● Extracted text:
Back to the PS3, it had obviously been used around a smoker, though the house where I bought it wasn’t one. So I had no idea it was a smoker unit. Anyway, I deep cleaned everything. As a note, if the discs have a tough time going in, it’s because these little rubber spindles attached to plastic gears on the top cover of the drive get dust and grime (or tar) on them, just clean them with some isopropyl and they’re good again.
And yes, getting that bottom ribbon cable connected again was a minor annoyance. I did a little research and the best method with this earlier model ps3 slim is to take the top cover off the drive (make sure no disc is present) then remove the top part of drive with eject gears, then you can easily disconnect the ribbon cable for the laser that goes to the board. interesting note is that with the later ps3 blu ray, you cannot remove the drive cover with the drive installed in the ps3 because two screws for the cover are underneath the drive. See pics for earlier drive ribbon location vs new drive ribbon cables.
And no, cleaning it thoroughly did not get rid of the smoke smell, if anything, it made it worse! My guess in the power supply is coated, I sprayed it with compressed air, but did not open it up to clean because I didn’t feel like mucking around in there, discharging capacitors and what not. I think the components heat up when turned on and release that lovely stale smoke smell. At least it’s cleaner, new thermal compound, fan and fins totally clean. I’ll just have to deal with the smell till it goes away.
*Edit – Cleaning actually did help with the smell immensely. The smell was stronger for a day and quickly dissipated. However, I do wonder if I should get in and clean the power supply board… This video has a board to a ps4 power supply from a smoker and…ya, gross. Another reason to not smoke.

● Exercise prompt: In the PS3 cleaning text, starting at "And no, cleaning" and ending at "to not smoke.", write the passage out again, swapping "compressed air" for "canned air".

● Listing:
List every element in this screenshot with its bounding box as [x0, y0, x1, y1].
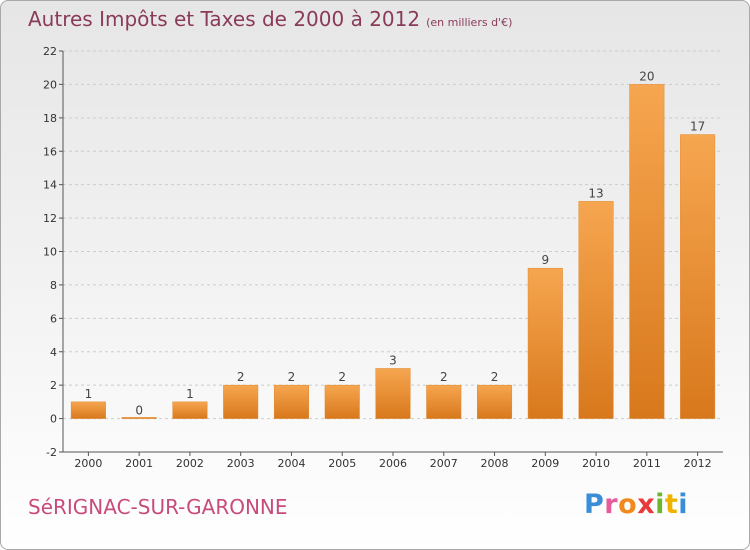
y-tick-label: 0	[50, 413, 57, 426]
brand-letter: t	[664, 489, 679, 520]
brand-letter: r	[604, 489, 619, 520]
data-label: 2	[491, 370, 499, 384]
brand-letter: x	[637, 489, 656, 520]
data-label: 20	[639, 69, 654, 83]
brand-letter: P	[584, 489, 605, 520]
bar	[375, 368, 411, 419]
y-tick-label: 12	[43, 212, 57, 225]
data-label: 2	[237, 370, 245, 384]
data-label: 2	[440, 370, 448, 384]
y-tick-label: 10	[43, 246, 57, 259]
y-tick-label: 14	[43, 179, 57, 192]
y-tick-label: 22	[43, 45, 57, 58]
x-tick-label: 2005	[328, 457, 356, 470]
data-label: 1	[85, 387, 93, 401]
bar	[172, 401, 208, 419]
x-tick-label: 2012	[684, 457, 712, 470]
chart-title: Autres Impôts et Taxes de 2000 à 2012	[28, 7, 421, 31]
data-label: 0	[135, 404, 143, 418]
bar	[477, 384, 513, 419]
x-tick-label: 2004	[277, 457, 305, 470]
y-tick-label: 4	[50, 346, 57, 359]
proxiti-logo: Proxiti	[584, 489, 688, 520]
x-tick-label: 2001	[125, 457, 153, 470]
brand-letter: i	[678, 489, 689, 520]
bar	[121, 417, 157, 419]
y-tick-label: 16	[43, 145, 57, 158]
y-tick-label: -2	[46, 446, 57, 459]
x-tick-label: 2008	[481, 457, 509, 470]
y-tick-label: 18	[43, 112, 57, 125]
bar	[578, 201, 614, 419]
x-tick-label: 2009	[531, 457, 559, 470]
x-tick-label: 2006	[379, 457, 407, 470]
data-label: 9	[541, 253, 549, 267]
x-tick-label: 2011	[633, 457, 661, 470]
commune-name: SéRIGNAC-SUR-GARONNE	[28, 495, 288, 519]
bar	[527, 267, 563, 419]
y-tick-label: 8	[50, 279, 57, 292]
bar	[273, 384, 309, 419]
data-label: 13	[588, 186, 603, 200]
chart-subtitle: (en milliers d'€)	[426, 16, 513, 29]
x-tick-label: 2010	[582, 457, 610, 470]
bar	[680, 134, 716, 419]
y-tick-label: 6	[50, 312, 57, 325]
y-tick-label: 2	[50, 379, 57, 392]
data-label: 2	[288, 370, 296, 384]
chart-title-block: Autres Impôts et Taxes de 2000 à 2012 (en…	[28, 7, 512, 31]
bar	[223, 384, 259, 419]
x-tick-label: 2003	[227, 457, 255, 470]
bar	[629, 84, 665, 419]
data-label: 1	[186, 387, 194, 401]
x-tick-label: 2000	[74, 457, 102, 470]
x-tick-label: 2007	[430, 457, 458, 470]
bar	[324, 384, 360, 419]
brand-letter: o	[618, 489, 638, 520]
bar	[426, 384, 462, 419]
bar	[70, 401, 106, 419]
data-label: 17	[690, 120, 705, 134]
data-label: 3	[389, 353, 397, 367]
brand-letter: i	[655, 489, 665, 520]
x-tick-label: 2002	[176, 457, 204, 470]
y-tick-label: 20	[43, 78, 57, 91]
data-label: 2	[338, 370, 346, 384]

* * *

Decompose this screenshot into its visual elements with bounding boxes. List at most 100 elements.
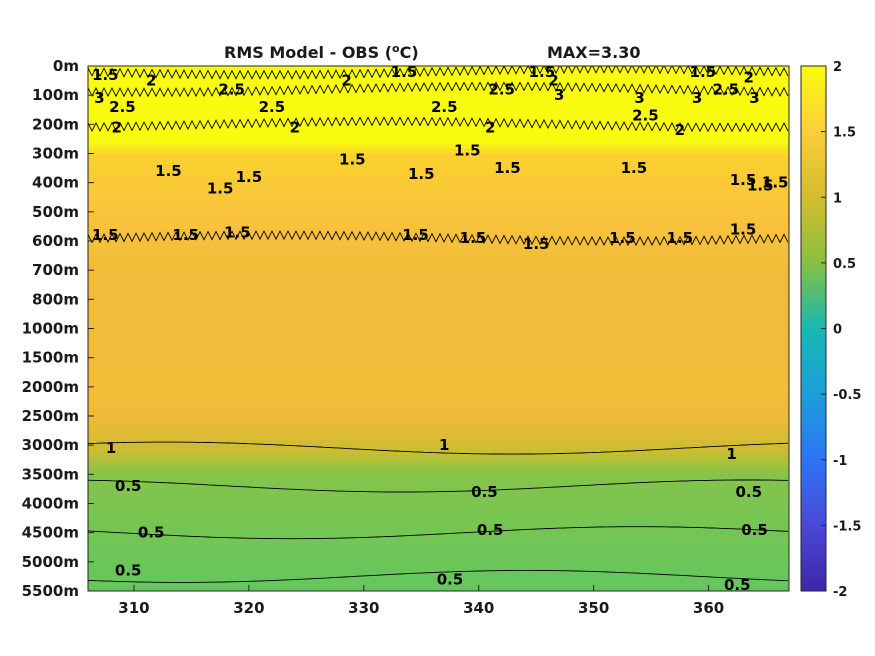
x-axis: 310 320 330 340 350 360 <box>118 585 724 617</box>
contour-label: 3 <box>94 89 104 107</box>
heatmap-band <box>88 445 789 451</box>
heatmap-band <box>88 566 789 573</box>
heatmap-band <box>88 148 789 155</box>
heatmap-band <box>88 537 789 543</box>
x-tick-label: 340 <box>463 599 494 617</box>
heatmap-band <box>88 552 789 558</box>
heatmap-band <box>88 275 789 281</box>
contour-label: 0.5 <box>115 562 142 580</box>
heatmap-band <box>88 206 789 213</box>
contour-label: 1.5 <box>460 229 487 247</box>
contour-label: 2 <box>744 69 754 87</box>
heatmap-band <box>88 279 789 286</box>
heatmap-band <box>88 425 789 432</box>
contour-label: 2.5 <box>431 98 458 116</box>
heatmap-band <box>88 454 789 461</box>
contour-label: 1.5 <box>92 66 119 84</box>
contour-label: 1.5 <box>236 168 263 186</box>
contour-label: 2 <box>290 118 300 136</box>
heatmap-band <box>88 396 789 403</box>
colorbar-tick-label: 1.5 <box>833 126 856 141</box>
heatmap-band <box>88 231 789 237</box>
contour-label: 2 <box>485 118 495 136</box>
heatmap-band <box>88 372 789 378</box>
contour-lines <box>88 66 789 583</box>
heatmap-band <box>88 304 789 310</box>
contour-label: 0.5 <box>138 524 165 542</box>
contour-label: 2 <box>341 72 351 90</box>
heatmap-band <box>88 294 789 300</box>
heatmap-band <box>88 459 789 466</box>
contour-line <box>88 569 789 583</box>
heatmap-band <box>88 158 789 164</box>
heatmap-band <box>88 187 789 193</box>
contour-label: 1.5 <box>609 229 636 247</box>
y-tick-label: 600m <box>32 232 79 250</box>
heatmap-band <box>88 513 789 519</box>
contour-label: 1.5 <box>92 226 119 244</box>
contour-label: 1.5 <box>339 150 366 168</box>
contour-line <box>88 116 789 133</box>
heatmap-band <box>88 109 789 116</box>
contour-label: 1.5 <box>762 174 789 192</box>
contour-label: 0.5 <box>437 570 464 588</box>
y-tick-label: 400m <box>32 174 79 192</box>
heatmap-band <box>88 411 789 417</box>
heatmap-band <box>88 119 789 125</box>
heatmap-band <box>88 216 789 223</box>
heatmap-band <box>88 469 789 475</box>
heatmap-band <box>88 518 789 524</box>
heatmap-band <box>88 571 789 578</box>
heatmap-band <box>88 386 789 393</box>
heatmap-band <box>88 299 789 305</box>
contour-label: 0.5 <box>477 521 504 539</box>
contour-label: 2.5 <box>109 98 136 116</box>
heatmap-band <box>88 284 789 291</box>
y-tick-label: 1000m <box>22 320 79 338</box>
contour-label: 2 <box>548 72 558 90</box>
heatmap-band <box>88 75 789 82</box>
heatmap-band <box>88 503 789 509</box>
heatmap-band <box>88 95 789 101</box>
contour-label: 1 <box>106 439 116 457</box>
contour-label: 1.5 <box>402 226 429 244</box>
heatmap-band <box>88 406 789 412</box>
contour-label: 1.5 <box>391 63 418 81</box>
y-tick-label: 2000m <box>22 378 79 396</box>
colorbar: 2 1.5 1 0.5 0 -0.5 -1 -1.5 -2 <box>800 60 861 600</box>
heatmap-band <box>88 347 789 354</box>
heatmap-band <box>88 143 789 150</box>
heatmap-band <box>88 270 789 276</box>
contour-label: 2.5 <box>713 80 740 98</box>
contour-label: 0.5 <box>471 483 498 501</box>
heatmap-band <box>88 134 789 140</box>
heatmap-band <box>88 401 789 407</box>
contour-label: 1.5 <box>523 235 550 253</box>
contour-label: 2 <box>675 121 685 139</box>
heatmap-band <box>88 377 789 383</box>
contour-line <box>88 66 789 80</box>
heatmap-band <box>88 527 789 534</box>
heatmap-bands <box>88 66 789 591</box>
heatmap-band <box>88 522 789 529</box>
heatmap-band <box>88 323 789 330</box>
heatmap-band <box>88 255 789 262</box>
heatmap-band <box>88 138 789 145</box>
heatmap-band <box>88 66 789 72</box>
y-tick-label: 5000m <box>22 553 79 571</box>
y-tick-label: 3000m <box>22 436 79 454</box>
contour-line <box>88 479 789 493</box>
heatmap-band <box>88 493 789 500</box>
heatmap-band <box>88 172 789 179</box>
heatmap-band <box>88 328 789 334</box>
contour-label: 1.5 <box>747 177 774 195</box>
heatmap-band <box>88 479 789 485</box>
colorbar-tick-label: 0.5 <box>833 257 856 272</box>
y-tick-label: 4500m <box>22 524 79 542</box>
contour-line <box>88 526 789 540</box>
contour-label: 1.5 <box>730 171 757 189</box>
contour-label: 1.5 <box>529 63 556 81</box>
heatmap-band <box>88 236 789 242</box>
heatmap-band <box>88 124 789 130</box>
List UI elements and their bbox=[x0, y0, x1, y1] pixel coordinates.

● Correct output:
And no, cleaning it thoroughly did not get rid of the smoke smell, if anything, it made it worse! My guess in the power supply is coated, I sprayed it with canned air, but did not open it up to clean because I didn’t feel like mucking around in there, discharging capacitors and what not. I think the components heat up when turned on and release that lovely stale smoke smell. At least it’s cleaner, new thermal compound, fan and fins totally clean. I’ll just have to deal with the smell till it goes away.
*Edit – Cleaning actually did help with the smell immensely. The smell was stronger for a day and quickly dissipated. However, I do wonder if I should get in and clean the power supply board… This video has a board to a ps4 power supply from a smoker and…ya, gross. Another reason to not smoke.